### [TASK TO COMPLETE]
Lay out every line of the items below as a numbered list, skipping any blank lines.

>> start MATERIAL PROVIDED

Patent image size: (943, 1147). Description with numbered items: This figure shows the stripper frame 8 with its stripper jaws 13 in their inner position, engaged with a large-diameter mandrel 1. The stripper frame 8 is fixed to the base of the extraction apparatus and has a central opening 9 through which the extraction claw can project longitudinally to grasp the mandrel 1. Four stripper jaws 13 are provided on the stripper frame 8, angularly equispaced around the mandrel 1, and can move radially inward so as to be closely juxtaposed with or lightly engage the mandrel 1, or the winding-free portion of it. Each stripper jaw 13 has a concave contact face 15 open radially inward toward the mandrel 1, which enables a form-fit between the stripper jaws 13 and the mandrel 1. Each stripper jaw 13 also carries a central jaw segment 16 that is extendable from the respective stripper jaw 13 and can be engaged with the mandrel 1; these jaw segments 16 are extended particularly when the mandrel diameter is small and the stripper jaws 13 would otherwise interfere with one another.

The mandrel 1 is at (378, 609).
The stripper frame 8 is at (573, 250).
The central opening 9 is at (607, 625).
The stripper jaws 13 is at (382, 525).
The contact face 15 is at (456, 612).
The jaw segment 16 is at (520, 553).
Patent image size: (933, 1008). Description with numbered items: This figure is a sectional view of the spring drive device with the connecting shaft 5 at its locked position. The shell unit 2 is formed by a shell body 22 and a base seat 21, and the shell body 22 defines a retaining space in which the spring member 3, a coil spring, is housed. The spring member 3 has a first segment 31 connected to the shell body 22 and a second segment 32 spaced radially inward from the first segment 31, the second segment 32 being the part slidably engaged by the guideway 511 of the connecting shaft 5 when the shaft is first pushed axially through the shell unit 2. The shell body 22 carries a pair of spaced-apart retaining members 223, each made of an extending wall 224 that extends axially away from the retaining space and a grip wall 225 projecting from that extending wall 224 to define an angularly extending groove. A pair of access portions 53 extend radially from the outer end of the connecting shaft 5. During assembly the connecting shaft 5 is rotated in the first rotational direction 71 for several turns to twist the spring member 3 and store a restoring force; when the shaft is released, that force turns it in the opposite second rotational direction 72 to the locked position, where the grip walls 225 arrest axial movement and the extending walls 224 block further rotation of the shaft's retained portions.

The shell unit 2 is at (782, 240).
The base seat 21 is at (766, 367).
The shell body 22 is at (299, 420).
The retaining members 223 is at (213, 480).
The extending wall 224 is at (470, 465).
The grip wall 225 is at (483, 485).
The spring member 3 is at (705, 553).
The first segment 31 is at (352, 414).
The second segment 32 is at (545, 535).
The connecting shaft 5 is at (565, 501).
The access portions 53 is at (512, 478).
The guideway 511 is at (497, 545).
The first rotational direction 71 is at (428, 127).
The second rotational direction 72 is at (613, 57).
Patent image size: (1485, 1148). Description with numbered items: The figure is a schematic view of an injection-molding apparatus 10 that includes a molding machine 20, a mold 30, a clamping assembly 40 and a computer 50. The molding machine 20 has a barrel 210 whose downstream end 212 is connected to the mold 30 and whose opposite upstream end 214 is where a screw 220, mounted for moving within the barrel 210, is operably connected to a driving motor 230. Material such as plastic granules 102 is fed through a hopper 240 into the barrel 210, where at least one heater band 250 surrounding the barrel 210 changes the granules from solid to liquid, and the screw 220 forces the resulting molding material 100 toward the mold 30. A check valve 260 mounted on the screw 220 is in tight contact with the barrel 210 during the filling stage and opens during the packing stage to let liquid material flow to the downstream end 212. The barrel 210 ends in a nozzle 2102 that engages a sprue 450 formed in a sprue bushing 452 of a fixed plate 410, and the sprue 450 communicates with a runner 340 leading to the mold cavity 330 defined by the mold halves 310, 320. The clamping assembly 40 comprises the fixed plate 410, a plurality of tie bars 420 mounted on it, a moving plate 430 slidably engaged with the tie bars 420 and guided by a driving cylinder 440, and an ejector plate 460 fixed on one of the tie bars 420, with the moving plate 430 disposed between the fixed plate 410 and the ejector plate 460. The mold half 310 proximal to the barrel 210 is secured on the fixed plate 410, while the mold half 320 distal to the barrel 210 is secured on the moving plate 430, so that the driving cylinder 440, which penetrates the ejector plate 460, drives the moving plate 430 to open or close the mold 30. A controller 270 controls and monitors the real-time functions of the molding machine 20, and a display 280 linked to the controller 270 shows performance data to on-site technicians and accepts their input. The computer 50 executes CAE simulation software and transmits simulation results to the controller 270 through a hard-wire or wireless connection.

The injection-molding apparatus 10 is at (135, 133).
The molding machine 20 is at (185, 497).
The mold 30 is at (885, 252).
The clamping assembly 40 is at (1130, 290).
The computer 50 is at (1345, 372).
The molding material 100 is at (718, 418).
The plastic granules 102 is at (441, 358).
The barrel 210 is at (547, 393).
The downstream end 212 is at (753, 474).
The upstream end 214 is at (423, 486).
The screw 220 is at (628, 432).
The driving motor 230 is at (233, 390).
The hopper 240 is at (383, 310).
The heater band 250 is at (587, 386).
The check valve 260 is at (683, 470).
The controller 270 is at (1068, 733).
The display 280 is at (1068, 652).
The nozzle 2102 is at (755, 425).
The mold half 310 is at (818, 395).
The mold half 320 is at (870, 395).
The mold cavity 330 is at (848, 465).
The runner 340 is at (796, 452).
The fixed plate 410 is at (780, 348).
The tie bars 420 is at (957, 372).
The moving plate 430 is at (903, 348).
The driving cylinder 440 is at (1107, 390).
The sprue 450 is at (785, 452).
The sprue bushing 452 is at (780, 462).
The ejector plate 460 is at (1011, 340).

>> end MATERIAL PROVIDED

### [COMPLETED EXERCISE]
1. Patent image size: (943, 1147). Description with numbered items: This figure shows the stripper frame 8 with its stripper jaws 13 in their inner position, engaged with a large-diameter mandrel 1. The stripper frame 8 is fixed to the base of the extraction apparatus and has a central opening 9 through which the extraction claw can project longitudinally to grasp the mandrel 1. Four stripper jaws 13 are provided on the stripper frame 8, angularly equispaced around the mandrel 1, and can move radially inward so as to be closely juxtaposed with or lightly engage the mandrel 1, or the winding-free portion of it. Each stripper jaw 13 has a concave contact face 15 open radially inward toward the mandrel 1, which enables a form-fit between the stripper jaws 13 and the mandrel 1. Each stripper jaw 13 also carries a central jaw segment 16 that is extendable from the respective stripper jaw 13 and can be engaged with the mandrel 1; these jaw segments 16 are extended particularly when the mandrel diameter is small and the stripper jaws 13 would otherwise interfere with one another.
2. The mandrel 1 is at (378, 609).
3. The stripper frame 8 is at (573, 250).
4. The central opening 9 is at (607, 625).
5. The stripper jaws 13 is at (382, 525).
6. The contact face 15 is at (456, 612).
7. The jaw segment 16 is at (520, 553).
8. Patent image size: (933, 1008). Description with numbered items: This figure is a sectional view of the spring drive device with the connecting shaft 5 at its locked position. The shell unit 2 is formed by a shell body 22 and a base seat 21, and the shell body 22 defines a retaining space in which the spring member 3, a coil spring, is housed. The spring member 3 has a first segment 31 connected to the shell body 22 and a second segment 32 spaced radially inward from the first segment 31, the second segment 32 being the part slidably engaged by the guideway 511 of the connecting shaft 5 when the shaft is first pushed axially through the shell unit 2. The shell body 22 carries a pair of spaced-apart retaining members 223, each made of an extending wall 224 that extends axially away from the retaining space and a grip wall 225 projecting from that extending wall 224 to define an angularly extending groove. A pair of access portions 53 extend radially from the outer end of the connecting shaft 5. During assembly the connecting shaft 5 is rotated in the first rotational direction 71 for several turns to twist the spring member 3 and store a restoring force; when the shaft is released, that force turns it in the opposite second rotational direction 72 to the locked position, where the grip walls 225 arrest axial movement and the extending walls 224 block further rotation of the shaft's retained portions.
9. The shell unit 2 is at (782, 240).
10. The base seat 21 is at (766, 367).
11. The shell body 22 is at (299, 420).
12. The retaining members 223 is at (213, 480).
13. The extending wall 224 is at (470, 465).
14. The grip wall 225 is at (483, 485).
15. The spring member 3 is at (705, 553).
16. The first segment 31 is at (352, 414).
17. The second segment 32 is at (545, 535).
18. The connecting shaft 5 is at (565, 501).
19. The access portions 53 is at (512, 478).
20. The guideway 511 is at (497, 545).
21. The first rotational direction 71 is at (428, 127).
22. The second rotational direction 72 is at (613, 57).
23. Patent image size: (1485, 1148). Description with numbered items: The figure is a schematic view of an injection-molding apparatus 10 that includes a molding machine 20, a mold 30, a clamping assembly 40 and a computer 50. The molding machine 20 has a barrel 210 whose downstream end 212 is connected to the mold 30 and whose opposite upstream end 214 is where a screw 220, mounted for moving within the barrel 210, is operably connected to a driving motor 230. Material such as plastic granules 102 is fed through a hopper 240 into the barrel 210, where at least one heater band 250 surrounding the barrel 210 changes the granules from solid to liquid, and the screw 220 forces the resulting molding material 100 toward the mold 30. A check valve 260 mounted on the screw 220 is in tight contact with the barrel 210 during the filling stage and opens during the packing stage to let liquid material flow to the downstream end 212. The barrel 210 ends in a nozzle 2102 that engages a sprue 450 formed in a sprue bushing 452 of a fixed plate 410, and the sprue 450 communicates with a runner 340 leading to the mold cavity 330 defined by the mold halves 310, 320. The clamping assembly 40 comprises the fixed plate 410, a plurality of tie bars 420 mounted on it, a moving plate 430 slidably engaged with the tie bars 420 and guided by a driving cylinder 440, and an ejector plate 460 fixed on one of the tie bars 420, with the moving plate 430 disposed between the fixed plate 410 and the ejector plate 460. The mold half 310 proximal to the barrel 210 is secured on the fixed plate 410, while the mold half 320 distal to the barrel 210 is secured on the moving plate 430, so that the driving cylinder 440, which penetrates the ejector plate 460, drives the moving plate 430 to open or close the mold 30. A controller 270 controls and monitors the real-time functions of the molding machine 20, and a display 280 linked to the controller 270 shows performance data to on-site technicians and accepts their input. The computer 50 executes CAE simulation software and transmits simulation results to the controller 270 through a hard-wire or wireless connection.
24. The injection-molding apparatus 10 is at (135, 133).
25. The molding machine 20 is at (185, 497).
26. The mold 30 is at (885, 252).
27. The clamping assembly 40 is at (1130, 290).
28. The computer 50 is at (1345, 372).
29. The molding material 100 is at (718, 418).
30. The plastic granules 102 is at (441, 358).
31. The barrel 210 is at (547, 393).
32. The downstream end 212 is at (753, 474).
33. The upstream end 214 is at (423, 486).
34. The screw 220 is at (628, 432).
35. The driving motor 230 is at (233, 390).
36. The hopper 240 is at (383, 310).
37. The heater band 250 is at (587, 386).
38. The check valve 260 is at (683, 470).
39. The controller 270 is at (1068, 733).
40. The display 280 is at (1068, 652).
41. The nozzle 2102 is at (755, 425).
42. The mold half 310 is at (818, 395).
43. The mold half 320 is at (870, 395).
44. The mold cavity 330 is at (848, 465).
45. The runner 340 is at (796, 452).
46. The fixed plate 410 is at (780, 348).
47. The tie bars 420 is at (957, 372).
48. The moving plate 430 is at (903, 348).
49. The driving cylinder 440 is at (1107, 390).
50. The sprue 450 is at (785, 452).
51. The sprue bushing 452 is at (780, 462).
52. The ejector plate 460 is at (1011, 340).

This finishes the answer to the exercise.